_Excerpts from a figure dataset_
>>>>>
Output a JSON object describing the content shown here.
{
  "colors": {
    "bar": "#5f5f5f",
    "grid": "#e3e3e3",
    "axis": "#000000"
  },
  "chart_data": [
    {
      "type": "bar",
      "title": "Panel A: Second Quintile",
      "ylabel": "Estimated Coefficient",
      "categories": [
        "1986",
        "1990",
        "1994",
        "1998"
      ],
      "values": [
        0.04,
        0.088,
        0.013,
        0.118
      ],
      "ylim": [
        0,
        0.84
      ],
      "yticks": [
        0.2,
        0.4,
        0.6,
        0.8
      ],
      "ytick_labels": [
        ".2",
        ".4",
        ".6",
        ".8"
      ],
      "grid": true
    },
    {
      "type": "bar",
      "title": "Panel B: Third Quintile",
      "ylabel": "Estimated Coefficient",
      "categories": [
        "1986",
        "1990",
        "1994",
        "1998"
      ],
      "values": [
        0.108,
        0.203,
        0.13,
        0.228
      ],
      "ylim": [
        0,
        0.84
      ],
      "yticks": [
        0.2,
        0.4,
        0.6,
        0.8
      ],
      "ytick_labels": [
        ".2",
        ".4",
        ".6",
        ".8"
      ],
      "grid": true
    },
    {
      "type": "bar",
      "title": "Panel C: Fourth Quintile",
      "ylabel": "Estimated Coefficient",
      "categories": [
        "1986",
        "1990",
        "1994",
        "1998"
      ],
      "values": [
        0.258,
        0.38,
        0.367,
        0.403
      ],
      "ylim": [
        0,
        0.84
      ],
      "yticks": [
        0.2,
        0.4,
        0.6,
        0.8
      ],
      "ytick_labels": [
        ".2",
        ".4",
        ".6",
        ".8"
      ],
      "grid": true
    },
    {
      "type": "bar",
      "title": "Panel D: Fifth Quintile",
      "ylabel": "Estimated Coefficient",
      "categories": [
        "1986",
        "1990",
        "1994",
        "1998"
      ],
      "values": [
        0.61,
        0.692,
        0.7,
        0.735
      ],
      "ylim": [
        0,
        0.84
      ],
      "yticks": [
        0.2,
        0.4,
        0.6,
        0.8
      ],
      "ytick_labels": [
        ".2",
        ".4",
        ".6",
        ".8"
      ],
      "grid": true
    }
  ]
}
<<<<<
_WHAT IS ASKED_
Without changing a word, restate the whole listing.

_SOLUTION_
Output a JSON object describing the content shown here.
{
  "colors": {
    "bar": "#5f5f5f",
    "grid": "#e3e3e3",
    "axis": "#000000"
  },
  "chart_data": [
    {
      "type": "bar",
      "title": "Panel A: Second Quintile",
      "ylabel": "Estimated Coefficient",
      "categories": [
        "1986",
        "1990",
        "1994",
        "1998"
      ],
      "values": [
        0.04,
        0.088,
        0.013,
        0.118
      ],
      "ylim": [
        0,
        0.84
      ],
      "yticks": [
        0.2,
        0.4,
        0.6,
        0.8
      ],
      "ytick_labels": [
        ".2",
        ".4",
        ".6",
        ".8"
      ],
      "grid": true
    },
    {
      "type": "bar",
      "title": "Panel B: Third Quintile",
      "ylabel": "Estimated Coefficient",
      "categories": [
        "1986",
        "1990",
        "1994",
        "1998"
      ],
      "values": [
        0.108,
        0.203,
        0.13,
        0.228
      ],
      "ylim": [
        0,
        0.84
      ],
      "yticks": [
        0.2,
        0.4,
        0.6,
        0.8
      ],
      "ytick_labels": [
        ".2",
        ".4",
        ".6",
        ".8"
      ],
      "grid": true
    },
    {
      "type": "bar",
      "title": "Panel C: Fourth Quintile",
      "ylabel": "Estimated Coefficient",
      "categories": [
        "1986",
        "1990",
        "1994",
        "1998"
      ],
      "values": [
        0.258,
        0.38,
        0.367,
        0.403
      ],
      "ylim": [
        0,
        0.84
      ],
      "yticks": [
        0.2,
        0.4,
        0.6,
        0.8
      ],
      "ytick_labels": [
        ".2",
        ".4",
        ".6",
        ".8"
      ],
      "grid": true
    },
    {
      "type": "bar",
      "title": "Panel D: Fifth Quintile",
      "ylabel": "Estimated Coefficient",
      "categories": [
        "1986",
        "1990",
        "1994",
        "1998"
      ],
      "values": [
        0.61,
        0.692,
        0.7,
        0.735
      ],
      "ylim": [
        0,
        0.84
      ],
      "yticks": [
        0.2,
        0.4,
        0.6,
        0.8
      ],
      "ytick_labels": [
        ".2",
        ".4",
        ".6",
        ".8"
      ],
      "grid": true
    }
  ]
}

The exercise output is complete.